[Start of PASSAGE PROVIDED]

/csv_detective

CSV inspection

Primary LanguagePython

CSV Detective

This is a package to automatically detect column content in CSV files. As of now, the script reads the first few rows of the CSV and performs various checks to see for each column if it matches with various content types. This is currently done through regex and string comparison.

Work is still in progress, and you will surely encounter errors when using csv_detective; you might not even be able to get it run once! When this will happen, please feel free to open an issue or make a pull request with a fix.

How To ?

Install the package

You need to have python >= 3.4 installed. We recommend using a virtual environement (pew or virtualenvwrapper for example).

pip install csv-detective

Detect some columns

Say you have a CSV file located in file_path. This is how you could use csv_detective:

# Import the csv_detective package
from csv_detective.explore_csv import routine
import os # for this example only
import json # for json dump only

# Replace by your file path
file_path = os.path.join('.', 'tests', 'code_postaux_v201410.csv')

# Open your file and run csv_detective
with open(file_path, 'r') as file:
	inspection_results = routine(file)

# Write your file as json
with open(file_path.replace('.csv', '.json'), 'wb') as fp:
    json.dump(inspection_results, fp, indent=4, separators=(',', ': '), encoding="utf-8")

Additional options

user_input_tests - Select the tests you want to pass

This library allows you to select the tests you want to pass. To do so, you have to pass a user_input_tests argument to the routine function. This variable can be a string or a list of strings and indicates what tests to import. The following rules apply:

  • user_input_tests defaults to 'ALL' which means all tests will be passed
  • The tests are referenced by their path, with directories seperated by dots. For example we could have user_input_tests = 'FR.geo' which means all tests located in the folder detect_fields\\FR\\geo will be run.
  • Input can also be a list of strings : ['FR.geo', 'temp'] will load all tests in detect_fields\\FR\\geo and detect_fields\\temp
  • When using a list of strings as input, you can also choose to exclude certain test branches by adding a dash before their path : ['ALL', '-FR.geo.code_departement'] will load all tests with the exception of the code_departement test.

[End of PASSAGE PROVIDED]

From the CSV Detective page above, write out everything from "user_input_tests - Select" down to "will be run.", word for word.

[Start of DATA]

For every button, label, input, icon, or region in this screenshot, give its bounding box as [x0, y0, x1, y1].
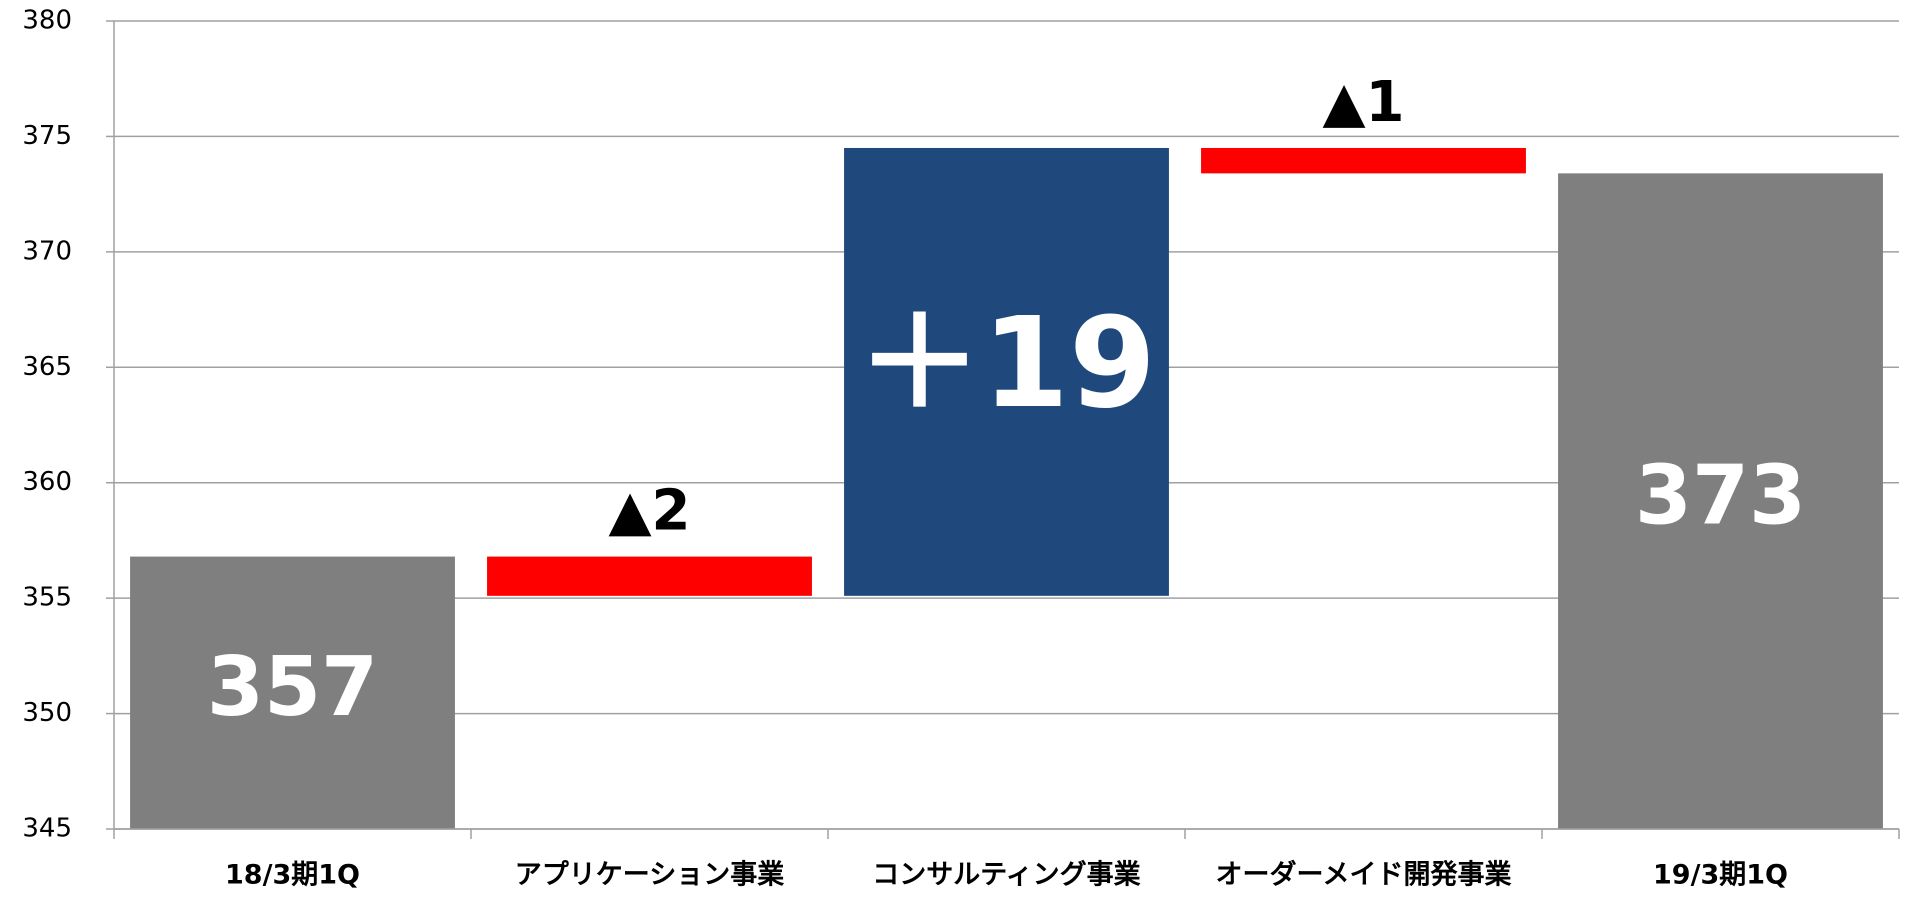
y-tick-label: 370 [22, 236, 72, 266]
y-tick-label: 350 [22, 698, 72, 728]
x-tick-label: コンサルティング事業 [872, 859, 1140, 891]
y-tick-label: 380 [22, 6, 72, 36]
y-tick-label: 355 [22, 583, 72, 613]
x-tick-label: オーダーメイド開発事業 [1216, 859, 1512, 891]
y-tick-label: 345 [22, 814, 72, 844]
value-label: ▲2 [608, 479, 690, 544]
value-label: ▲1 [1322, 70, 1404, 135]
value-label: ＋19 [857, 291, 1156, 436]
y-tick-label: 360 [22, 467, 72, 497]
bar [487, 556, 812, 596]
x-tick-label: アプリケーション事業 [515, 860, 784, 891]
x-tick-label: 18/3期1Q [225, 860, 360, 891]
x-tick-label: 19/3期1Q [1653, 860, 1788, 891]
bar [130, 556, 455, 829]
bar [1201, 147, 1526, 174]
bar [1558, 173, 1883, 829]
bar [844, 147, 1169, 596]
y-tick-label: 365 [22, 352, 72, 382]
value-label: 373 [1635, 449, 1806, 544]
y-tick-label: 375 [22, 121, 72, 151]
value-label: 357 [207, 640, 378, 735]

[End of DATA]

RESPONSE TO THIS TASK:
user_input_tests - Select the tests you want to pass

This library allows you to select the tests you want to pass. To do so, you have to pass a user_input_tests argument to the routine function. This variable can be a string or a list of strings and indicates what tests to import. The following rules apply:

  • user_input_tests defaults to 'ALL' which means all tests will be passed
  • The tests are referenced by their path, with directories seperated by dots. For example we could have user_input_tests = 'FR.geo' which means all tests located in the folder detect_fields\\FR\\geo will be run.